Every entry that follows needs to be repeated exactly.

Data entries:
○ ○ ○ ○ ○ ○ ○

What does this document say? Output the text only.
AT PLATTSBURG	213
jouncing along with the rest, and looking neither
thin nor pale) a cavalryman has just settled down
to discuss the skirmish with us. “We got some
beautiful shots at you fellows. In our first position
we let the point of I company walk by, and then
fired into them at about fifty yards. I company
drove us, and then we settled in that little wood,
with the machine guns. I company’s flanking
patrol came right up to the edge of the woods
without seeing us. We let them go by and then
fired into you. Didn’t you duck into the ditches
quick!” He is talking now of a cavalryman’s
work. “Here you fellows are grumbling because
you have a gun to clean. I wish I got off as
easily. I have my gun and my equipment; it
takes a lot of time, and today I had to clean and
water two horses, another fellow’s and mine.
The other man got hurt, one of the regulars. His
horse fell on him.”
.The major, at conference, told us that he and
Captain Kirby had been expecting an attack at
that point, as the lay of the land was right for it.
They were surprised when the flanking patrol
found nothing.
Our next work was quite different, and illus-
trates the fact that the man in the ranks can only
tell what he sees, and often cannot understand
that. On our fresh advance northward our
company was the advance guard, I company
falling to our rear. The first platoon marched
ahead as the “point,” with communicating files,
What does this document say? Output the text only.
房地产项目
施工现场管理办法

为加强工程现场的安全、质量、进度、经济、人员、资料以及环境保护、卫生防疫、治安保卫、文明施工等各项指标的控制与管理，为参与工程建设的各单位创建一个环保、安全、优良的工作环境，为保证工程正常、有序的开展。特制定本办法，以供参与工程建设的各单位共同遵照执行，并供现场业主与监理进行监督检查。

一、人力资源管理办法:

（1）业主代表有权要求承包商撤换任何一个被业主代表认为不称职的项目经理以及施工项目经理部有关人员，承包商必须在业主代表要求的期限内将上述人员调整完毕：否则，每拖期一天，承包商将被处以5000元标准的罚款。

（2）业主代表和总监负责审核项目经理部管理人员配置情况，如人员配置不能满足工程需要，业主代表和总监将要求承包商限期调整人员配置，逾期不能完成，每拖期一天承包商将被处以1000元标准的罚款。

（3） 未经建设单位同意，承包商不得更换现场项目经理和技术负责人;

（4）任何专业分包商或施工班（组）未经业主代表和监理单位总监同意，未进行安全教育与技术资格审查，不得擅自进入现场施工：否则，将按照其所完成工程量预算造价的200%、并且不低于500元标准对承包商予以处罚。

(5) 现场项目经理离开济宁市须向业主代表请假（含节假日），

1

○ ○ ○ ○ ○ ○ ○

RESPONSE TO THE EXERCISE:
What does this document say? Output the text only.
AT PLATTSBURG	213
jouncing along with the rest, and looking neither
thin nor pale) a cavalryman has just settled down
to discuss the skirmish with us. “We got some
beautiful shots at you fellows. In our first position
we let the point of I company walk by, and then
fired into them at about fifty yards. I company
drove us, and then we settled in that little wood,
with the machine guns. I company’s flanking
patrol came right up to the edge of the woods
without seeing us. We let them go by and then
fired into you. Didn’t you duck into the ditches
quick!” He is talking now of a cavalryman’s
work. “Here you fellows are grumbling because
you have a gun to clean. I wish I got off as
easily. I have my gun and my equipment; it
takes a lot of time, and today I had to clean and
water two horses, another fellow’s and mine.
The other man got hurt, one of the regulars. His
horse fell on him.”
.The major, at conference, told us that he and
Captain Kirby had been expecting an attack at
that point, as the lay of the land was right for it.
They were surprised when the flanking patrol
found nothing.
Our next work was quite different, and illus-
trates the fact that the man in the ranks can only
tell what he sees, and often cannot understand
that. On our fresh advance northward our
company was the advance guard, I company
falling to our rear. The first platoon marched
ahead as the “point,” with communicating files,
What does this document say? Output the text only.
房地产项目
施工现场管理办法

为加强工程现场的安全、质量、进度、经济、人员、资料以及环境保护、卫生防疫、治安保卫、文明施工等各项指标的控制与管理，为参与工程建设的各单位创建一个环保、安全、优良的工作环境，为保证工程正常、有序的开展。特制定本办法，以供参与工程建设的各单位共同遵照执行，并供现场业主与监理进行监督检查。

一、人力资源管理办法:

（1）业主代表有权要求承包商撤换任何一个被业主代表认为不称职的项目经理以及施工项目经理部有关人员，承包商必须在业主代表要求的期限内将上述人员调整完毕：否则，每拖期一天，承包商将被处以5000元标准的罚款。

（2）业主代表和总监负责审核项目经理部管理人员配置情况，如人员配置不能满足工程需要，业主代表和总监将要求承包商限期调整人员配置，逾期不能完成，每拖期一天承包商将被处以1000元标准的罚款。

（3） 未经建设单位同意，承包商不得更换现场项目经理和技术负责人;

（4）任何专业分包商或施工班（组）未经业主代表和监理单位总监同意，未进行安全教育与技术资格审查，不得擅自进入现场施工：否则，将按照其所完成工程量预算造价的200%、并且不低于500元标准对承包商予以处罚。

(5) 现场项目经理离开济宁市须向业主代表请假（含节假日），

1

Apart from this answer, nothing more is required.